Short task »
Take every line from the material that has the word "nFluctuations" in it.

The data »
━━━━━━━━━━━━━━━━

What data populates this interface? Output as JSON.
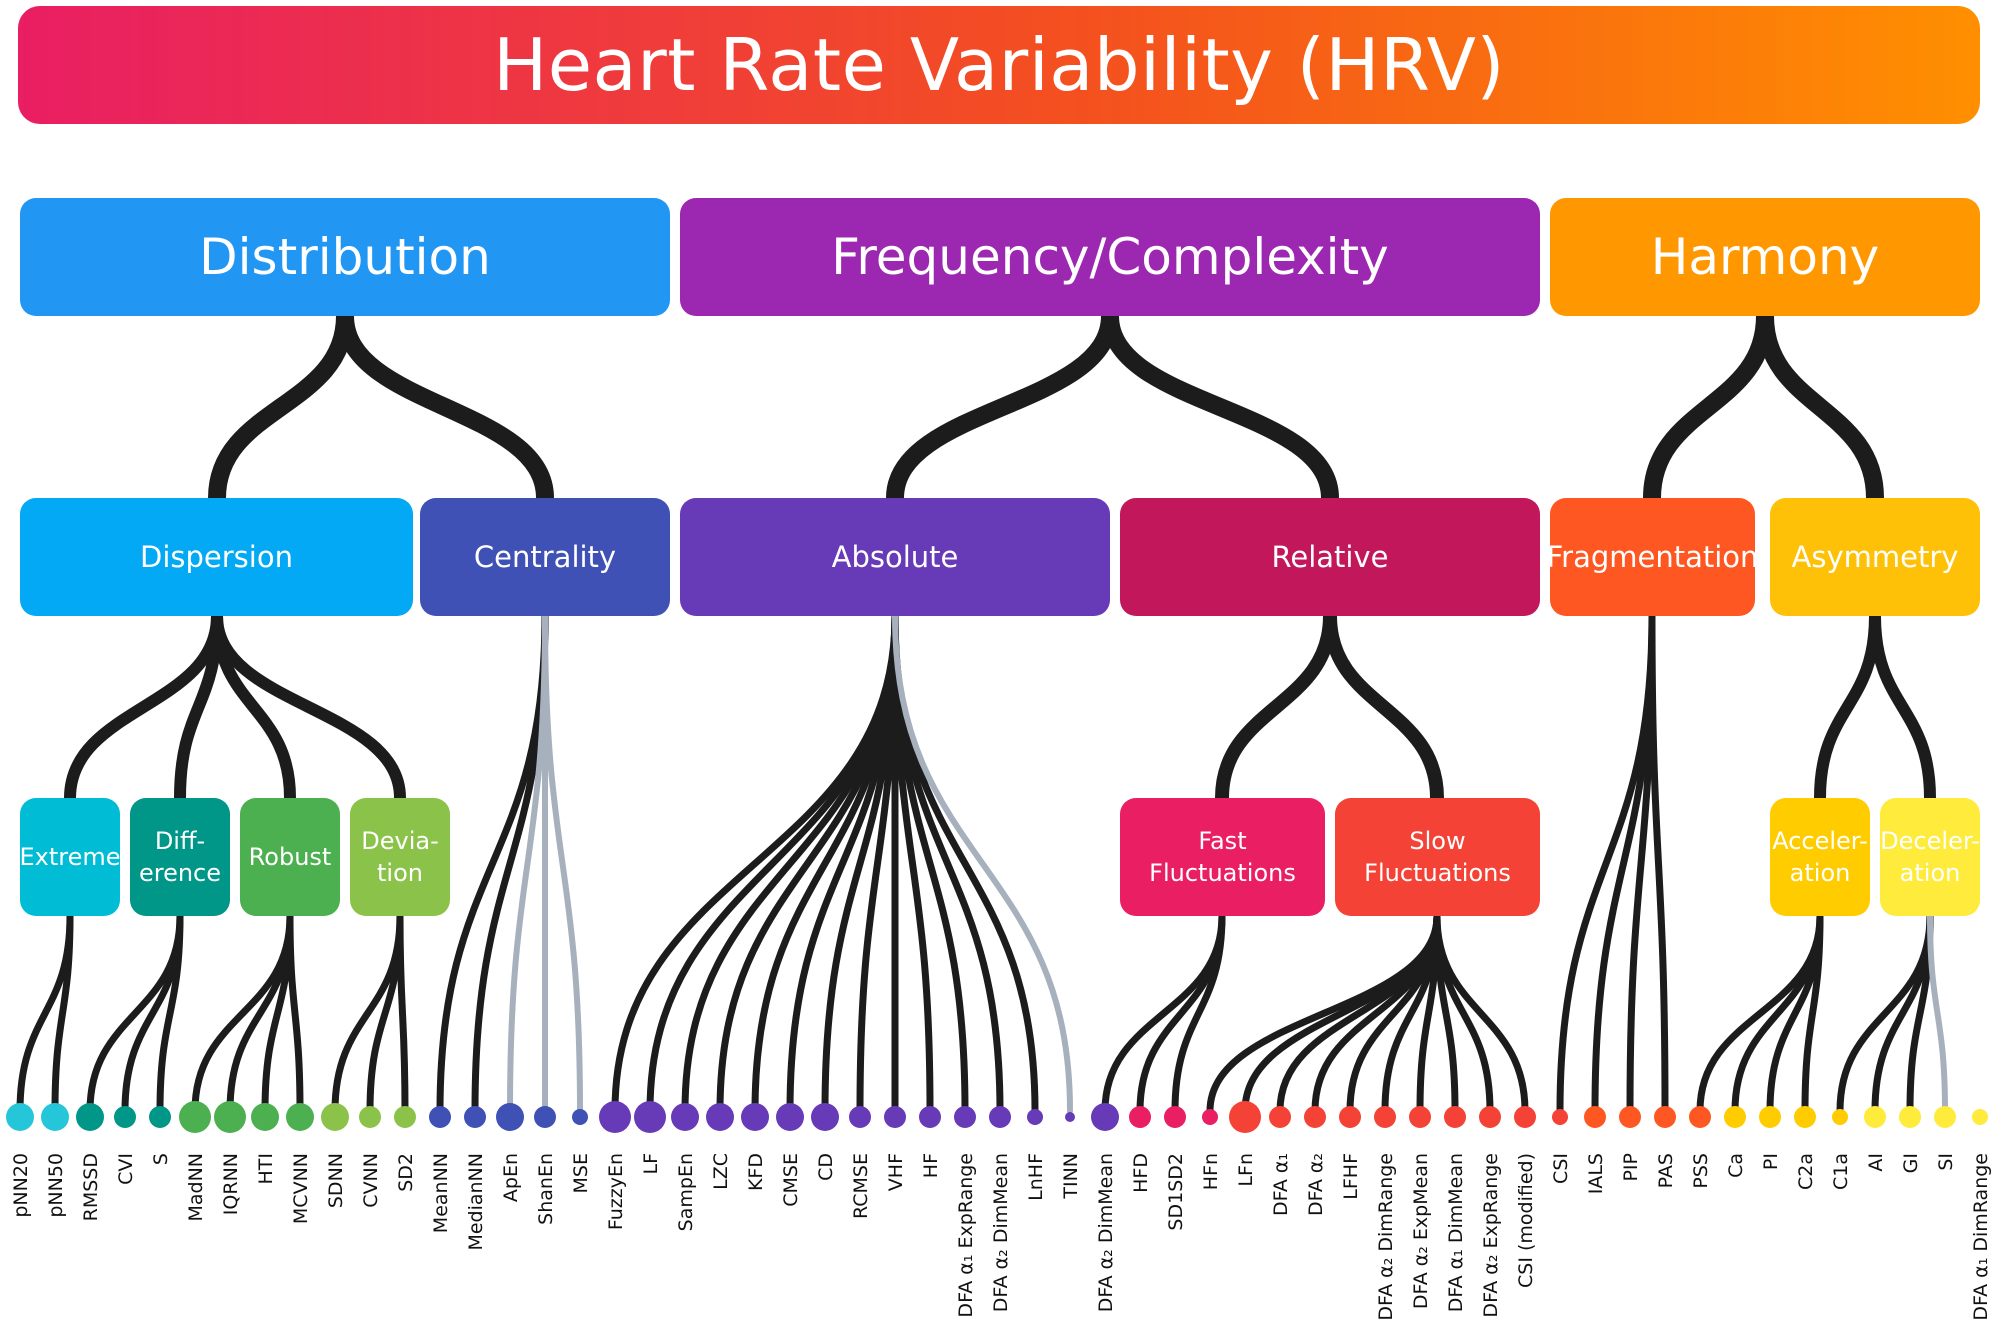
{
  "title": "Heart Rate Variability (HRV)",
  "level1": [
    {
      "id": "distribution",
      "label": "Distribution",
      "color": "#2196f3"
    },
    {
      "id": "freqcomplex",
      "label": "Frequency/Complexity",
      "color": "#9c27b0"
    },
    {
      "id": "harmony",
      "label": "Harmony",
      "color": "#ff9800"
    }
  ],
  "level2": [
    {
      "id": "dispersion",
      "label": "Dispersion",
      "color": "#03a9f4"
    },
    {
      "id": "centrality",
      "label": "Centrality",
      "color": "#3f51b5"
    },
    {
      "id": "absolute",
      "label": "Absolute",
      "color": "#673ab7"
    },
    {
      "id": "relative",
      "label": "Relative",
      "color": "#c2185b"
    },
    {
      "id": "fragmentation",
      "label": "Fragmentation",
      "color": "#ff5722"
    },
    {
      "id": "asymmetry",
      "label": "Asymmetry",
      "color": "#ffc107"
    }
  ],
  "level3": [
    {
      "id": "extreme",
      "label": "Extreme",
      "color": "#00bcd4"
    },
    {
      "id": "difference",
      "label": "Diff-\nerence",
      "color": "#009688"
    },
    {
      "id": "robust",
      "label": "Robust",
      "color": "#4caf50"
    },
    {
      "id": "deviation",
      "label": "Devia-\ntion",
      "color": "#8bc34a"
    },
    {
      "id": "fast",
      "label": "Fast\nFluctuations",
      "color": "#e91e63"
    },
    {
      "id": "slow",
      "label": "Slow\nFluctuations",
      "color": "#f44336"
    },
    {
      "id": "acceleration",
      "label": "Acceler-\nation",
      "color": "#ffcc00"
    },
    {
      "id": "deceleration",
      "label": "Deceler-\nation",
      "color": "#ffeb3b"
    }
  ],
  "leaves": [
    {
      "label": "pNN20",
      "color": "#26c6da",
      "size": "large"
    },
    {
      "label": "pNN50",
      "color": "#26c6da",
      "size": "large"
    },
    {
      "label": "RMSSD",
      "color": "#009688",
      "size": "large"
    },
    {
      "label": "CVI",
      "color": "#009688",
      "size": "medium"
    },
    {
      "label": "S",
      "color": "#009688",
      "size": "medium"
    },
    {
      "label": "MadNN",
      "color": "#4caf50",
      "size": "xlarge"
    },
    {
      "label": "IQRNN",
      "color": "#4caf50",
      "size": "xlarge"
    },
    {
      "label": "HTI",
      "color": "#4caf50",
      "size": "large"
    },
    {
      "label": "MCVNN",
      "color": "#4caf50",
      "size": "large"
    },
    {
      "label": "SDNN",
      "color": "#8bc34a",
      "size": "large"
    },
    {
      "label": "CVNN",
      "color": "#8bc34a",
      "size": "medium"
    },
    {
      "label": "SD2",
      "color": "#8bc34a",
      "size": "medium"
    },
    {
      "label": "MeanNN",
      "color": "#3f51b5",
      "size": "medium"
    },
    {
      "label": "MedianNN",
      "color": "#3f51b5",
      "size": "medium"
    },
    {
      "label": "ApEn",
      "color": "#3f51b5",
      "size": "large"
    },
    {
      "label": "ShanEn",
      "color": "#3f51b5",
      "size": "medium"
    },
    {
      "label": "MSE",
      "color": "#3f51b5",
      "size": "small"
    },
    {
      "label": "FuzzyEn",
      "color": "#673ab7",
      "size": "xlarge"
    },
    {
      "label": "LF",
      "color": "#673ab7",
      "size": "xlarge"
    },
    {
      "label": "SampEn",
      "color": "#673ab7",
      "size": "large"
    },
    {
      "label": "LZC",
      "color": "#673ab7",
      "size": "large"
    },
    {
      "label": "KFD",
      "color": "#673ab7",
      "size": "large"
    },
    {
      "label": "CMSE",
      "color": "#673ab7",
      "size": "large"
    },
    {
      "label": "CD",
      "color": "#673ab7",
      "size": "large"
    },
    {
      "label": "RCMSE",
      "color": "#673ab7",
      "size": "medium"
    },
    {
      "label": "VHF",
      "color": "#673ab7",
      "size": "medium"
    },
    {
      "label": "HF",
      "color": "#673ab7",
      "size": "medium"
    },
    {
      "label": "DFA α₁ ExpRange",
      "color": "#673ab7",
      "size": "medium"
    },
    {
      "label": "DFA α₂ DimMean",
      "color": "#673ab7",
      "size": "medium"
    },
    {
      "label": "LnHF",
      "color": "#673ab7",
      "size": "small"
    },
    {
      "label": "TINN",
      "color": "#673ab7",
      "size": "tiny"
    },
    {
      "label": "DFA α₂ DimMean",
      "color": "#673ab7",
      "size": "large"
    },
    {
      "label": "HFD",
      "color": "#e91e63",
      "size": "medium"
    },
    {
      "label": "SD1SD2",
      "color": "#e91e63",
      "size": "medium"
    },
    {
      "label": "HFn",
      "color": "#e91e63",
      "size": "small"
    },
    {
      "label": "LFn",
      "color": "#f44336",
      "size": "xlarge"
    },
    {
      "label": "DFA α₁",
      "color": "#f44336",
      "size": "medium"
    },
    {
      "label": "DFA α₂",
      "color": "#f44336",
      "size": "medium"
    },
    {
      "label": "LFHF",
      "color": "#f44336",
      "size": "medium"
    },
    {
      "label": "DFA α₂ DimRange",
      "color": "#f44336",
      "size": "medium"
    },
    {
      "label": "DFA α₂ ExpMean",
      "color": "#f44336",
      "size": "medium"
    },
    {
      "label": "DFA α₁ DimMean",
      "color": "#f44336",
      "size": "medium"
    },
    {
      "label": "DFA α₂ ExpRange",
      "color": "#f44336",
      "size": "medium"
    },
    {
      "label": "CSI (modified)",
      "color": "#f44336",
      "size": "medium"
    },
    {
      "label": "CSI",
      "color": "#f44336",
      "size": "small"
    },
    {
      "label": "IALS",
      "color": "#ff5722",
      "size": "medium"
    },
    {
      "label": "PIP",
      "color": "#ff5722",
      "size": "medium"
    },
    {
      "label": "PAS",
      "color": "#ff5722",
      "size": "medium"
    },
    {
      "label": "PSS",
      "color": "#ff5722",
      "size": "medium"
    },
    {
      "label": "Ca",
      "color": "#ffcc00",
      "size": "medium"
    },
    {
      "label": "PI",
      "color": "#ffcc00",
      "size": "medium"
    },
    {
      "label": "C2a",
      "color": "#ffcc00",
      "size": "medium"
    },
    {
      "label": "C1a",
      "color": "#ffcc00",
      "size": "small"
    },
    {
      "label": "AI",
      "color": "#ffeb3b",
      "size": "medium"
    },
    {
      "label": "GI",
      "color": "#ffeb3b",
      "size": "medium"
    },
    {
      "label": "SI",
      "color": "#ffeb3b",
      "size": "medium"
    },
    {
      "label": "DFA α₁ DimRange",
      "color": "#ffeb3b",
      "size": "small"
    }
  ],
  "colors": {
    "branch": "#1c1c1c",
    "faded_branch": "#a7b0bd"
  }
}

━━━━━━━━━━━━━━━━

Written reply »
      "label": "Fast\nFluctuations",
      "label": "Slow\nFluctuations",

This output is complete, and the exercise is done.